── Task data ──

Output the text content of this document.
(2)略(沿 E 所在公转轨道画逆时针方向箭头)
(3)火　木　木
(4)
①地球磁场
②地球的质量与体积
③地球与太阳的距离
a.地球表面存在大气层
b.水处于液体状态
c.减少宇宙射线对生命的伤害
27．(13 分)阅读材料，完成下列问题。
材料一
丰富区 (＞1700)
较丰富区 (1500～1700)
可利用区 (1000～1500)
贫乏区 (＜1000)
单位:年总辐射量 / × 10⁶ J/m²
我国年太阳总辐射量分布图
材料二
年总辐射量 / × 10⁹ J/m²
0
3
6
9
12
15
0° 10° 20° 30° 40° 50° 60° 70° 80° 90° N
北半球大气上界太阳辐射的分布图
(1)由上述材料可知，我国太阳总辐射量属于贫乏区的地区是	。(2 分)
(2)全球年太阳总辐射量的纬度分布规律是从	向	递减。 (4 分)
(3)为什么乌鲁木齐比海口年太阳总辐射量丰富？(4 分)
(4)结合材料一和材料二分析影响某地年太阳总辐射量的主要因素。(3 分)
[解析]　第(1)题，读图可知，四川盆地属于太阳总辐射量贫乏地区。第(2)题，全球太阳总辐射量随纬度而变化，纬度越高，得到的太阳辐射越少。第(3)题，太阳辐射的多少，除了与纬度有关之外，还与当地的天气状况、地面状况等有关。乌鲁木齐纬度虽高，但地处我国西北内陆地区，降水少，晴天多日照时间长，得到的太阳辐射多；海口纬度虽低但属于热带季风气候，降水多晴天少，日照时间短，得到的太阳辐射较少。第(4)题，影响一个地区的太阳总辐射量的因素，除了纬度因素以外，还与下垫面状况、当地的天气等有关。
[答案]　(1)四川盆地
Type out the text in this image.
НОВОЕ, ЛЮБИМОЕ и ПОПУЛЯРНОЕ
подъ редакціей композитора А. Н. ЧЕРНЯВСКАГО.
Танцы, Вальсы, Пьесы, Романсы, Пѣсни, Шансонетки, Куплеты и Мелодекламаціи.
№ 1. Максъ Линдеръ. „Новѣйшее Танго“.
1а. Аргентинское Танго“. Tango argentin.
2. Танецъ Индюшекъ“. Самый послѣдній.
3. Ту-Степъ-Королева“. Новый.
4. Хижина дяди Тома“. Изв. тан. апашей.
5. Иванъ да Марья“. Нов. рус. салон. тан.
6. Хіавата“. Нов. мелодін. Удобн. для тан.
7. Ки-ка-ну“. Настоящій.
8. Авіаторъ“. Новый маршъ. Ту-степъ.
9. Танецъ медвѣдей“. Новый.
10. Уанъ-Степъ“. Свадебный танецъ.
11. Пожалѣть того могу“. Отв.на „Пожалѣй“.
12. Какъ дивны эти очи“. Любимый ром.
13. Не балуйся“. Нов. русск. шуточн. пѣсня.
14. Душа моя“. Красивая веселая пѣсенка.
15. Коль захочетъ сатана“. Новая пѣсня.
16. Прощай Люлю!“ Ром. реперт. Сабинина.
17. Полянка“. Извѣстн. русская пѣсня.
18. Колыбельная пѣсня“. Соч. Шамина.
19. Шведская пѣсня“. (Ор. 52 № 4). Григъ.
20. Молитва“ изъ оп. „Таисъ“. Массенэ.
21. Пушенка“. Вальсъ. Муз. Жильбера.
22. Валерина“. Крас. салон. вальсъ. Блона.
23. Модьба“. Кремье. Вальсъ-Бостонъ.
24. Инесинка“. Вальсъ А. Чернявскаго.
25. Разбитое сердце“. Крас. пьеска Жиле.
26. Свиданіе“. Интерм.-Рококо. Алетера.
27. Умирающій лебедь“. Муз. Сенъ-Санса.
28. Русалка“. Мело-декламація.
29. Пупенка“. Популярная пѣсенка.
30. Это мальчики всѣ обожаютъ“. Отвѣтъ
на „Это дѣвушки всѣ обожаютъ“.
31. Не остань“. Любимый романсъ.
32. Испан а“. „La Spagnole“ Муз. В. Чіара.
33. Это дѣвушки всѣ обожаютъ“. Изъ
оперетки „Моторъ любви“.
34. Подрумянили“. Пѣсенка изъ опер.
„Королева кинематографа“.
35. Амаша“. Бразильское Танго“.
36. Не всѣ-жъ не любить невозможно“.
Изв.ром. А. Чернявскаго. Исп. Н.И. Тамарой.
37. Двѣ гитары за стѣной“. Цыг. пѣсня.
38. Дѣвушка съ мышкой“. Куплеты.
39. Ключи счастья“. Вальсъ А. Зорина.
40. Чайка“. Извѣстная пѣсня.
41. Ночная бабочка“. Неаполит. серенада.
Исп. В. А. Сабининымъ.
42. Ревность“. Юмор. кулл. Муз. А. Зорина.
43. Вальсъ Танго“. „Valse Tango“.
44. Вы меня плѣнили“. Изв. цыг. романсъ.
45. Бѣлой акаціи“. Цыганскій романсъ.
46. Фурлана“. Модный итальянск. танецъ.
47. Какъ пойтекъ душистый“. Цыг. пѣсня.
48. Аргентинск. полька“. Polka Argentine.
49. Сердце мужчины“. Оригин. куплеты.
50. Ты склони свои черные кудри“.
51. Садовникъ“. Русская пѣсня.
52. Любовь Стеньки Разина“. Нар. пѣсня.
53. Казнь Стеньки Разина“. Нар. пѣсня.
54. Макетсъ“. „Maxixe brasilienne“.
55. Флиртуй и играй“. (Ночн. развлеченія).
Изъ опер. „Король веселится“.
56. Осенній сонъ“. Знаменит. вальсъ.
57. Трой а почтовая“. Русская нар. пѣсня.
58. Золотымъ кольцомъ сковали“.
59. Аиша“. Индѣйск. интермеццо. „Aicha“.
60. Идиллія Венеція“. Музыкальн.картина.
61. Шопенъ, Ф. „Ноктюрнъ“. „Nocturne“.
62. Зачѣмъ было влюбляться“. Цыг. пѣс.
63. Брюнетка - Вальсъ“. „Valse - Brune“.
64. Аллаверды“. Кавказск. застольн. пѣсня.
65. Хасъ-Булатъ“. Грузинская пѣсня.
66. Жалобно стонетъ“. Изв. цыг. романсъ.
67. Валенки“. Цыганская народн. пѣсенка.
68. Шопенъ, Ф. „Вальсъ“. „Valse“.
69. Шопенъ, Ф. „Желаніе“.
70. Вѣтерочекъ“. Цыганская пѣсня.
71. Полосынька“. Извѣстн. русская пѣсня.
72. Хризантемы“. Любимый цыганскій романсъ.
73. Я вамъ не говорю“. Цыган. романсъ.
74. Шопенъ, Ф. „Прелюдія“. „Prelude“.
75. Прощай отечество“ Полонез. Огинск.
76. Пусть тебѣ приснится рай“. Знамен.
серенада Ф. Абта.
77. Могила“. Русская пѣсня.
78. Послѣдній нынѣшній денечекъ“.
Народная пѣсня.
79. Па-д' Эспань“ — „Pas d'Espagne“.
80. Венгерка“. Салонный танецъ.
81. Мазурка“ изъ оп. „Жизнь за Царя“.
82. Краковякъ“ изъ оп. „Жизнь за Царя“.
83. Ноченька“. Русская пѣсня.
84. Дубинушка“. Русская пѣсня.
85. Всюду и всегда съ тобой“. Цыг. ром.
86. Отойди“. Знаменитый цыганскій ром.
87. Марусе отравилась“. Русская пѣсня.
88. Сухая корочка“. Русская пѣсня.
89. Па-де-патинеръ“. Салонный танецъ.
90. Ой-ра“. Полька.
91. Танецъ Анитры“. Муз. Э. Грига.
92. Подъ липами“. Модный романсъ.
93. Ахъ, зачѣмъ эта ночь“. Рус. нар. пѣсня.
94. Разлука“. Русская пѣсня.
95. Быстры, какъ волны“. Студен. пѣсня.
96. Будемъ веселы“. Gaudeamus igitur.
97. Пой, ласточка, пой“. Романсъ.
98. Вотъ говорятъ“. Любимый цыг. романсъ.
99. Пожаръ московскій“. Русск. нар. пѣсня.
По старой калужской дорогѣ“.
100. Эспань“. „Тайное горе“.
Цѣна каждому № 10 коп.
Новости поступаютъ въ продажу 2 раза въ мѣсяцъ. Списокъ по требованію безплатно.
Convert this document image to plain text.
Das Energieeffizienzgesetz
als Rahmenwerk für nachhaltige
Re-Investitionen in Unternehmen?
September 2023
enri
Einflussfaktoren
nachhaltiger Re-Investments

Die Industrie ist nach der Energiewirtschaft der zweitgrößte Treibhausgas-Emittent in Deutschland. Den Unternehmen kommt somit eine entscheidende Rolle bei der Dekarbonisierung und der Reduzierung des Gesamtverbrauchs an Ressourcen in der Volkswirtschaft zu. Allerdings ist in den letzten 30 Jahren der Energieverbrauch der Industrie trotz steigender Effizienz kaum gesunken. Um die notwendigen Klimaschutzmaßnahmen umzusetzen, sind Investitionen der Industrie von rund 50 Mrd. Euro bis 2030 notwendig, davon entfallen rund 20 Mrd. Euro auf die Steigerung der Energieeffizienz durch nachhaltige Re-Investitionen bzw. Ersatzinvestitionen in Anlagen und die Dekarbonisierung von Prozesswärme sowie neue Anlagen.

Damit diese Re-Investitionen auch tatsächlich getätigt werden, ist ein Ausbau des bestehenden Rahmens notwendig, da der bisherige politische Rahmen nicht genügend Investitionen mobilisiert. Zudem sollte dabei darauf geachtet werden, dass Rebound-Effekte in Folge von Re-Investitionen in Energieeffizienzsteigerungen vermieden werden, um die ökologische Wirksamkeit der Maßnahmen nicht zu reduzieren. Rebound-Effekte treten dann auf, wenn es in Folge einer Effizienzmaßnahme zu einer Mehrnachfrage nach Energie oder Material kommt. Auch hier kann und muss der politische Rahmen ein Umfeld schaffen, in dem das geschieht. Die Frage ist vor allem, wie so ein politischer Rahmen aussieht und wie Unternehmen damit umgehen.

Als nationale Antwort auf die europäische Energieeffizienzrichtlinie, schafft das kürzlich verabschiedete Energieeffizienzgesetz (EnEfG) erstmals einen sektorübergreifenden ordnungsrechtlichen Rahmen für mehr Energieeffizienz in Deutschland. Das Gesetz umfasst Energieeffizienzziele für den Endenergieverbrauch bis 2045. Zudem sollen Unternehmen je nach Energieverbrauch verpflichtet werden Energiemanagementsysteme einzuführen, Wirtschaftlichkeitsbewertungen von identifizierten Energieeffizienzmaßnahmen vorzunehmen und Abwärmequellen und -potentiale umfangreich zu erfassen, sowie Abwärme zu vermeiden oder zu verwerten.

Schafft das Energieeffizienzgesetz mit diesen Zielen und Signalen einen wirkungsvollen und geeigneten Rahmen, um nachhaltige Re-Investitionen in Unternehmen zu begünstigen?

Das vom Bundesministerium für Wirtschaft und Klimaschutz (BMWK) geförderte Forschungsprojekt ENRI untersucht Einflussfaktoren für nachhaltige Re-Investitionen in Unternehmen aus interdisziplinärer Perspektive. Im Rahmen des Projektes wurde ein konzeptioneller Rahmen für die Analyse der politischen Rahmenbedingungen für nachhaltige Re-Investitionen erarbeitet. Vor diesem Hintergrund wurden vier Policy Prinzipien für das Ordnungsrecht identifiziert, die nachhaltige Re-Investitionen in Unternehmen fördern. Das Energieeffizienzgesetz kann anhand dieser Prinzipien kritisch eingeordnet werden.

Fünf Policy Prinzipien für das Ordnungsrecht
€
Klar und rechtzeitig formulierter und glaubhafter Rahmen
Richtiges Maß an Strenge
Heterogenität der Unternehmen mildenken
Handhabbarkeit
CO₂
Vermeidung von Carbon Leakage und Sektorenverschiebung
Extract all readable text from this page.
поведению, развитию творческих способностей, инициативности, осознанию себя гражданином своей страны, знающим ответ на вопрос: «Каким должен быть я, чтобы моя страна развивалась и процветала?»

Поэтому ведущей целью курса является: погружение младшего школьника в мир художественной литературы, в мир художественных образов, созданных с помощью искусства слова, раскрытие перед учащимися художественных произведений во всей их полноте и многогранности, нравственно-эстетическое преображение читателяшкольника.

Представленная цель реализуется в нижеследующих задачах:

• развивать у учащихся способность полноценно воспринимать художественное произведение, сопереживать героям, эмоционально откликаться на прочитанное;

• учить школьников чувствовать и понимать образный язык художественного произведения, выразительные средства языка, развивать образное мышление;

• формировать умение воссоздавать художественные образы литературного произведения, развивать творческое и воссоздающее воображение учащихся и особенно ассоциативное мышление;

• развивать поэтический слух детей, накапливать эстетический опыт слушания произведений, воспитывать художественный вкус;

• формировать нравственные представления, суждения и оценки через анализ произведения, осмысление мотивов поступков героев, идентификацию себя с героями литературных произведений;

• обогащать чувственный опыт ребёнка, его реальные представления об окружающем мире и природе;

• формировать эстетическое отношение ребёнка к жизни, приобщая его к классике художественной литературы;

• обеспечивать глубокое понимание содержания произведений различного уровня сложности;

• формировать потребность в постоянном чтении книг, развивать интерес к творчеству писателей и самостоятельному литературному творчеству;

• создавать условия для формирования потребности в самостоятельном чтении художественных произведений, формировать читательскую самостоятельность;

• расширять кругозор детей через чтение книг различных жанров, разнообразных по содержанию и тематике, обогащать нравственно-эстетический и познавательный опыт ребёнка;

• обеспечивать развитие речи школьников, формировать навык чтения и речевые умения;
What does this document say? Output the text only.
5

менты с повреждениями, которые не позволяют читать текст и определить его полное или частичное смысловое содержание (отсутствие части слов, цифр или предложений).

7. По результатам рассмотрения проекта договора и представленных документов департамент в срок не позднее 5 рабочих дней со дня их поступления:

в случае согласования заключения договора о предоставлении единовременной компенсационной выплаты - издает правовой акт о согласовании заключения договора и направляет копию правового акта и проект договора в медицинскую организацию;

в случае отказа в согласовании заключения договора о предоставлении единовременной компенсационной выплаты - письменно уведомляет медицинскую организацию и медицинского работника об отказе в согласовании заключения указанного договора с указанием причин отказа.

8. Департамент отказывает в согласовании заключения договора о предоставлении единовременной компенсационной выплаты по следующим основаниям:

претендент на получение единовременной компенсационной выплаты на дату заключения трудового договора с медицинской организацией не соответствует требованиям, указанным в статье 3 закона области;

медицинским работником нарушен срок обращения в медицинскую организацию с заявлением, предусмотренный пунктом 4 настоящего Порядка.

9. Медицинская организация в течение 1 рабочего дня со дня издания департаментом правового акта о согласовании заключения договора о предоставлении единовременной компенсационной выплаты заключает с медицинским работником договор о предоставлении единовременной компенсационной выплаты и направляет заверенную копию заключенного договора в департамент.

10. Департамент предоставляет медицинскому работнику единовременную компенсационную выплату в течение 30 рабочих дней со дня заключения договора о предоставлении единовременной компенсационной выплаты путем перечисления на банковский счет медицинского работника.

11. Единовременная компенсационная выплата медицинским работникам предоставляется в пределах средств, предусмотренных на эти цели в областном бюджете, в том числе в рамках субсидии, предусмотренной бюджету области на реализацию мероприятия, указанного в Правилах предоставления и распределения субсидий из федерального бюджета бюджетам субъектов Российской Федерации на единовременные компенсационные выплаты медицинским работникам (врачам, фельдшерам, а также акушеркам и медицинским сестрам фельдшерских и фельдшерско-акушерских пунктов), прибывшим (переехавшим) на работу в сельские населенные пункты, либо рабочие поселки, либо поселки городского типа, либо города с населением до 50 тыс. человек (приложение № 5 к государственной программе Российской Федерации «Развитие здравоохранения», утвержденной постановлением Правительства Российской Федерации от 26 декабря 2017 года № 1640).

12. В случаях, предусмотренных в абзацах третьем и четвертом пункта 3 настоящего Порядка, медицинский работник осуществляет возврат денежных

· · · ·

───

*Short task*: From the data above, copy each line that has the string "Царя".

*Response to this task*:
81. Мазурка“ изъ оп. „Жизнь за Царя“.
82. Краковякъ“ изъ оп. „Жизнь за Царя“.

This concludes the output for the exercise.